# Start of Records for this exercise

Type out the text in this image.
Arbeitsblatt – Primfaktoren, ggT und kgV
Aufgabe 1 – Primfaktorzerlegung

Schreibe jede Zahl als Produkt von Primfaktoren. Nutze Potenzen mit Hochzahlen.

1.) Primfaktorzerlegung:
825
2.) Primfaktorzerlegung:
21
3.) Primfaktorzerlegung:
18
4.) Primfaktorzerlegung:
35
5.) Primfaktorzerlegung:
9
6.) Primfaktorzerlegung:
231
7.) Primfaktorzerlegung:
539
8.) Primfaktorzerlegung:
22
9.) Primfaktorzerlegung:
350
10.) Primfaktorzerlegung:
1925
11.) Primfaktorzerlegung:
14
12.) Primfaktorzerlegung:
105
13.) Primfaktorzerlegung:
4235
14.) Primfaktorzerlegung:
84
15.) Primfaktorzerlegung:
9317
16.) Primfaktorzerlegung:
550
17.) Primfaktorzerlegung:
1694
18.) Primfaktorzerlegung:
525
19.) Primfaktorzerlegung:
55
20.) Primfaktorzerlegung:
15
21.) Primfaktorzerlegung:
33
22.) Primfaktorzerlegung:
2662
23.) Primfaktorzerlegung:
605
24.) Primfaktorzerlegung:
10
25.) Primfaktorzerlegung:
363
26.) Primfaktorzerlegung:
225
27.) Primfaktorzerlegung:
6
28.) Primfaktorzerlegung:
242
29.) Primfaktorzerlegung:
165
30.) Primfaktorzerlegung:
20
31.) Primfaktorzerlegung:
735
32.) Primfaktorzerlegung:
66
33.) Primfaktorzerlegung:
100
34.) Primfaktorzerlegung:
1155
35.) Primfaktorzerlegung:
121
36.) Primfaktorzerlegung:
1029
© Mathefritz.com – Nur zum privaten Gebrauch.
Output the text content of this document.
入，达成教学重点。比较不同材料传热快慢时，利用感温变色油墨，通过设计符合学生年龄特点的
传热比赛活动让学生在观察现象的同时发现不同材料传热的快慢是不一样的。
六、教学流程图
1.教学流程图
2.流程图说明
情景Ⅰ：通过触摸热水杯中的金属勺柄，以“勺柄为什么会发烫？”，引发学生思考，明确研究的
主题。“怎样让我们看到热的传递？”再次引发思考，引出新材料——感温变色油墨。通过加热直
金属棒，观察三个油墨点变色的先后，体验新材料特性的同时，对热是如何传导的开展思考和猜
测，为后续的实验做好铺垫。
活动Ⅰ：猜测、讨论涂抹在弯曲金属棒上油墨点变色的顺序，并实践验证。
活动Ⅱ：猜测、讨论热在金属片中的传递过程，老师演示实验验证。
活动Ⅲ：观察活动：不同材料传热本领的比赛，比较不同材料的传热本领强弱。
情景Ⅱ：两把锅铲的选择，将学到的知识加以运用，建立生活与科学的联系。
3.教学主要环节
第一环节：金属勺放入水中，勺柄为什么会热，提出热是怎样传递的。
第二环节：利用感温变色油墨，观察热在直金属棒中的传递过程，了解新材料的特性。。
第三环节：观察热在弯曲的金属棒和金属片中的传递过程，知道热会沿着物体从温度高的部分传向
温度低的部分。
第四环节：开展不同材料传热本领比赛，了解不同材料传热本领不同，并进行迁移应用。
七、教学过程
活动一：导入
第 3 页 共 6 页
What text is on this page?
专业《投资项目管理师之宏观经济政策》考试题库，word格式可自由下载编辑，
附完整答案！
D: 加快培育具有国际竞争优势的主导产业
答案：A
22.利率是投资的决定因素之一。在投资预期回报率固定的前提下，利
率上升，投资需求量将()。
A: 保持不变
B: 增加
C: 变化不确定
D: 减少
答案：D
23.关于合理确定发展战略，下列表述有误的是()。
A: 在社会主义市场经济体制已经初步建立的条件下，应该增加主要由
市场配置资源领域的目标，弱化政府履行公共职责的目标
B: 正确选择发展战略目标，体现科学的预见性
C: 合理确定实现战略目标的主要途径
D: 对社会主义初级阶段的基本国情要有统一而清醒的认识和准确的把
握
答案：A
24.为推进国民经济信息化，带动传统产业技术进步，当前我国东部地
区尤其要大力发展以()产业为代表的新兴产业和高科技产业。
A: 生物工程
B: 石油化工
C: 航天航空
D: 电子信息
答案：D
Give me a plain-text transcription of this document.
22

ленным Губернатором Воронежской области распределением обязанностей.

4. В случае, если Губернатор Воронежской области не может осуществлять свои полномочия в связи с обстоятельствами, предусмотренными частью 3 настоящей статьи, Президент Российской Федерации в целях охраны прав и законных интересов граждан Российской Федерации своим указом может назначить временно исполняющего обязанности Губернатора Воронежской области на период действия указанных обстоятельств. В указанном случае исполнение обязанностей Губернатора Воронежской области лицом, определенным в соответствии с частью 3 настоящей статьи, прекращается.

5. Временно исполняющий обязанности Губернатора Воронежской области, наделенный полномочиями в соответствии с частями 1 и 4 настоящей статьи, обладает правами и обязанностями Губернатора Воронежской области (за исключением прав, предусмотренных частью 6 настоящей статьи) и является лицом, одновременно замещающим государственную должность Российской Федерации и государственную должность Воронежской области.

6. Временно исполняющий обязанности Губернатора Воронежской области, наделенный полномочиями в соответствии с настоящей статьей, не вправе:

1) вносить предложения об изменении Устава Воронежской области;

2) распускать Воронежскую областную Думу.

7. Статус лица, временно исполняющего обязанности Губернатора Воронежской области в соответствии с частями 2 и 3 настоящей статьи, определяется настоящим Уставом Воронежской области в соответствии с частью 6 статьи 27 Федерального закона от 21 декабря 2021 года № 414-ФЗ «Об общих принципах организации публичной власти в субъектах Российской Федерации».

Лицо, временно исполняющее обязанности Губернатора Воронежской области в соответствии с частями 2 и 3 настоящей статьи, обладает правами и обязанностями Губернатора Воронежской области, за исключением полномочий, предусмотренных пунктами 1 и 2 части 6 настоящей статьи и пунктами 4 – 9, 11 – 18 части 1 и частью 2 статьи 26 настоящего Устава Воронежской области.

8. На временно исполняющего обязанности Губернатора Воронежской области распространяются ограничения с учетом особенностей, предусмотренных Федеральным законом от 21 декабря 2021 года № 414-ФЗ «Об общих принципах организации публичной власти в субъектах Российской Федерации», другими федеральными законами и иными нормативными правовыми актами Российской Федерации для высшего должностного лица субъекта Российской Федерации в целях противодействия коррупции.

# End of Records for this exercise

▶ Aim
Repeat the data above exactly.

▶ Full solution
Type out the text in this image.
Arbeitsblatt – Primfaktoren, ggT und kgV
Aufgabe 1 – Primfaktorzerlegung

Schreibe jede Zahl als Produkt von Primfaktoren. Nutze Potenzen mit Hochzahlen.

1.) Primfaktorzerlegung:
825
2.) Primfaktorzerlegung:
21
3.) Primfaktorzerlegung:
18
4.) Primfaktorzerlegung:
35
5.) Primfaktorzerlegung:
9
6.) Primfaktorzerlegung:
231
7.) Primfaktorzerlegung:
539
8.) Primfaktorzerlegung:
22
9.) Primfaktorzerlegung:
350
10.) Primfaktorzerlegung:
1925
11.) Primfaktorzerlegung:
14
12.) Primfaktorzerlegung:
105
13.) Primfaktorzerlegung:
4235
14.) Primfaktorzerlegung:
84
15.) Primfaktorzerlegung:
9317
16.) Primfaktorzerlegung:
550
17.) Primfaktorzerlegung:
1694
18.) Primfaktorzerlegung:
525
19.) Primfaktorzerlegung:
55
20.) Primfaktorzerlegung:
15
21.) Primfaktorzerlegung:
33
22.) Primfaktorzerlegung:
2662
23.) Primfaktorzerlegung:
605
24.) Primfaktorzerlegung:
10
25.) Primfaktorzerlegung:
363
26.) Primfaktorzerlegung:
225
27.) Primfaktorzerlegung:
6
28.) Primfaktorzerlegung:
242
29.) Primfaktorzerlegung:
165
30.) Primfaktorzerlegung:
20
31.) Primfaktorzerlegung:
735
32.) Primfaktorzerlegung:
66
33.) Primfaktorzerlegung:
100
34.) Primfaktorzerlegung:
1155
35.) Primfaktorzerlegung:
121
36.) Primfaktorzerlegung:
1029
© Mathefritz.com – Nur zum privaten Gebrauch.
Output the text content of this document.
入，达成教学重点。比较不同材料传热快慢时，利用感温变色油墨，通过设计符合学生年龄特点的
传热比赛活动让学生在观察现象的同时发现不同材料传热的快慢是不一样的。
六、教学流程图
1.教学流程图
2.流程图说明
情景Ⅰ：通过触摸热水杯中的金属勺柄，以“勺柄为什么会发烫？”，引发学生思考，明确研究的
主题。“怎样让我们看到热的传递？”再次引发思考，引出新材料——感温变色油墨。通过加热直
金属棒，观察三个油墨点变色的先后，体验新材料特性的同时，对热是如何传导的开展思考和猜
测，为后续的实验做好铺垫。
活动Ⅰ：猜测、讨论涂抹在弯曲金属棒上油墨点变色的顺序，并实践验证。
活动Ⅱ：猜测、讨论热在金属片中的传递过程，老师演示实验验证。
活动Ⅲ：观察活动：不同材料传热本领的比赛，比较不同材料的传热本领强弱。
情景Ⅱ：两把锅铲的选择，将学到的知识加以运用，建立生活与科学的联系。
3.教学主要环节
第一环节：金属勺放入水中，勺柄为什么会热，提出热是怎样传递的。
第二环节：利用感温变色油墨，观察热在直金属棒中的传递过程，了解新材料的特性。。
第三环节：观察热在弯曲的金属棒和金属片中的传递过程，知道热会沿着物体从温度高的部分传向
温度低的部分。
第四环节：开展不同材料传热本领比赛，了解不同材料传热本领不同，并进行迁移应用。
七、教学过程
活动一：导入
第 3 页 共 6 页
What text is on this page?
专业《投资项目管理师之宏观经济政策》考试题库，word格式可自由下载编辑，
附完整答案！
D: 加快培育具有国际竞争优势的主导产业
答案：A
22.利率是投资的决定因素之一。在投资预期回报率固定的前提下，利
率上升，投资需求量将()。
A: 保持不变
B: 增加
C: 变化不确定
D: 减少
答案：D
23.关于合理确定发展战略，下列表述有误的是()。
A: 在社会主义市场经济体制已经初步建立的条件下，应该增加主要由
市场配置资源领域的目标，弱化政府履行公共职责的目标
B: 正确选择发展战略目标，体现科学的预见性
C: 合理确定实现战略目标的主要途径
D: 对社会主义初级阶段的基本国情要有统一而清醒的认识和准确的把
握
答案：A
24.为推进国民经济信息化，带动传统产业技术进步，当前我国东部地
区尤其要大力发展以()产业为代表的新兴产业和高科技产业。
A: 生物工程
B: 石油化工
C: 航天航空
D: 电子信息
答案：D
Give me a plain-text transcription of this document.
22

ленным Губернатором Воронежской области распределением обязанностей.

4. В случае, если Губернатор Воронежской области не может осуществлять свои полномочия в связи с обстоятельствами, предусмотренными частью 3 настоящей статьи, Президент Российской Федерации в целях охраны прав и законных интересов граждан Российской Федерации своим указом может назначить временно исполняющего обязанности Губернатора Воронежской области на период действия указанных обстоятельств. В указанном случае исполнение обязанностей Губернатора Воронежской области лицом, определенным в соответствии с частью 3 настоящей статьи, прекращается.

5. Временно исполняющий обязанности Губернатора Воронежской области, наделенный полномочиями в соответствии с частями 1 и 4 настоящей статьи, обладает правами и обязанностями Губернатора Воронежской области (за исключением прав, предусмотренных частью 6 настоящей статьи) и является лицом, одновременно замещающим государственную должность Российской Федерации и государственную должность Воронежской области.

6. Временно исполняющий обязанности Губернатора Воронежской области, наделенный полномочиями в соответствии с настоящей статьей, не вправе:

1) вносить предложения об изменении Устава Воронежской области;

2) распускать Воронежскую областную Думу.

7. Статус лица, временно исполняющего обязанности Губернатора Воронежской области в соответствии с частями 2 и 3 настоящей статьи, определяется настоящим Уставом Воронежской области в соответствии с частью 6 статьи 27 Федерального закона от 21 декабря 2021 года № 414-ФЗ «Об общих принципах организации публичной власти в субъектах Российской Федерации».

Лицо, временно исполняющее обязанности Губернатора Воронежской области в соответствии с частями 2 и 3 настоящей статьи, обладает правами и обязанностями Губернатора Воронежской области, за исключением полномочий, предусмотренных пунктами 1 и 2 части 6 настоящей статьи и пунктами 4 – 9, 11 – 18 части 1 и частью 2 статьи 26 настоящего Устава Воронежской области.

8. На временно исполняющего обязанности Губернатора Воронежской области распространяются ограничения с учетом особенностей, предусмотренных Федеральным законом от 21 декабря 2021 года № 414-ФЗ «Об общих принципах организации публичной власти в субъектах Российской Федерации», другими федеральными законами и иными нормативными правовыми актами Российской Федерации для высшего должностного лица субъекта Российской Федерации в целях противодействия коррупции.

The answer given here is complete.